__Do this__. Identify and pull out each line of the entries in which "запуску" occurs.

__Exercise data__.
+++

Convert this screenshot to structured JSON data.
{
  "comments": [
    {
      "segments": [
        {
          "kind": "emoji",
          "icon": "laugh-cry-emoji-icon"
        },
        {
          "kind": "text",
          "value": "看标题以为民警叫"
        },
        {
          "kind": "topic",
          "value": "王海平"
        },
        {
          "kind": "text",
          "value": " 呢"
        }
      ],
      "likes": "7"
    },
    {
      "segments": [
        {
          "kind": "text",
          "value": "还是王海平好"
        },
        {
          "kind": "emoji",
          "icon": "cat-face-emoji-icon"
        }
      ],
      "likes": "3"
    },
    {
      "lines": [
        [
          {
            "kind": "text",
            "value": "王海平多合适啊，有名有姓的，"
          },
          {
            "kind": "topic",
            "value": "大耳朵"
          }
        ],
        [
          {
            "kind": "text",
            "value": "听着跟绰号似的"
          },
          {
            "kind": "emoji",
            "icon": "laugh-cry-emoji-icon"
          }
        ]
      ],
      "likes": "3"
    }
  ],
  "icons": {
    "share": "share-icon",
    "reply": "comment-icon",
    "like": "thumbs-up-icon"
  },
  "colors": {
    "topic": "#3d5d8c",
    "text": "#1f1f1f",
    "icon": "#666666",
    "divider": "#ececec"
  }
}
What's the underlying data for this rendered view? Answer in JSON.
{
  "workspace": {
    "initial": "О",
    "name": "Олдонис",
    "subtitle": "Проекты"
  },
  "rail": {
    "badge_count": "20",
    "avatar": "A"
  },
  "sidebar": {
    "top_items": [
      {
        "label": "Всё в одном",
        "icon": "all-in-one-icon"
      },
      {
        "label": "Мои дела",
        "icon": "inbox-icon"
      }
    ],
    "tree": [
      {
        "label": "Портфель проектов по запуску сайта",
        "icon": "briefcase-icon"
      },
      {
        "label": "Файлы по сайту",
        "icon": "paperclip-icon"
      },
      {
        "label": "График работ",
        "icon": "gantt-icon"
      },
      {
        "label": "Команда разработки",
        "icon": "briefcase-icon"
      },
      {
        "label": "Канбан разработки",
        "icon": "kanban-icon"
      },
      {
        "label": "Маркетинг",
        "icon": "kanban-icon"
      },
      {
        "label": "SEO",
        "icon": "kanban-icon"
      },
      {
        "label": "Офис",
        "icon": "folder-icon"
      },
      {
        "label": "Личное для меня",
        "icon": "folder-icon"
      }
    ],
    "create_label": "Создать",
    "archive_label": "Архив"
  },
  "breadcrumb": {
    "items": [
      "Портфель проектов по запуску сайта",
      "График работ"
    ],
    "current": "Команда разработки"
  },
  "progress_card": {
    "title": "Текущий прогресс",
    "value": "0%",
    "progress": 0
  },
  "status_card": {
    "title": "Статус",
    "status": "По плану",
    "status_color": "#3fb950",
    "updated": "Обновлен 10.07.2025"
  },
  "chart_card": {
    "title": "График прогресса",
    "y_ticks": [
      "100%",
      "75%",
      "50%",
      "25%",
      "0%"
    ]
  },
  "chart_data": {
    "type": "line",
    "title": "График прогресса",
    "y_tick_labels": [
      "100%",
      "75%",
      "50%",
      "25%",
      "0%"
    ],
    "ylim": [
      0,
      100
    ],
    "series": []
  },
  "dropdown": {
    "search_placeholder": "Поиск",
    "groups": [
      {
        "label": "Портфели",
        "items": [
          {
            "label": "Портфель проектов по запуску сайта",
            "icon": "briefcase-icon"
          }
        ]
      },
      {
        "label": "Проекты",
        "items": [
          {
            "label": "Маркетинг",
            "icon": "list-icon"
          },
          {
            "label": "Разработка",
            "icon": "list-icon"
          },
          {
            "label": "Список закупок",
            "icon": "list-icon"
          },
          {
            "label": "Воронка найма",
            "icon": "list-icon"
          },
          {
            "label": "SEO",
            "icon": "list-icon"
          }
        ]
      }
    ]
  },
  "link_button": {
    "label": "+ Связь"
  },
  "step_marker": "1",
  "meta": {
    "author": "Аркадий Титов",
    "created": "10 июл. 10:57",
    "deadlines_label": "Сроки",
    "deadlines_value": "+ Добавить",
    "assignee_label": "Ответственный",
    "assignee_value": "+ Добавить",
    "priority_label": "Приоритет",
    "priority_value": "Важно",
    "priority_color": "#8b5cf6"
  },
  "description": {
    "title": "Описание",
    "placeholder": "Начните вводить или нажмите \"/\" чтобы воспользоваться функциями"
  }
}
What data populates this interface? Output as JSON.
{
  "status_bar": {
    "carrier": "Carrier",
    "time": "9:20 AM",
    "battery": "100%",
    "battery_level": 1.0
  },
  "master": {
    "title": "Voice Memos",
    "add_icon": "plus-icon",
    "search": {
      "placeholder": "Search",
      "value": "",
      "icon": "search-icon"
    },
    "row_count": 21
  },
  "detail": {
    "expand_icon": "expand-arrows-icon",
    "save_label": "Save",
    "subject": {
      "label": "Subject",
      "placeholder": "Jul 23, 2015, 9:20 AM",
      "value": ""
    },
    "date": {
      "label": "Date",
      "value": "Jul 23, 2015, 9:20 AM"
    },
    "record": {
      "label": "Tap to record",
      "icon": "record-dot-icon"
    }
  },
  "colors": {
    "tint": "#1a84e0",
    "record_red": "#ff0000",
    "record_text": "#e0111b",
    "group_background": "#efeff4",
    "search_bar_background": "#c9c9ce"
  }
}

+++

__Worked solution__.
        "label": "Портфель проектов по запуску сайта",
      "Портфель проектов по запуску сайта",
            "label": "Портфель проектов по запуску сайта",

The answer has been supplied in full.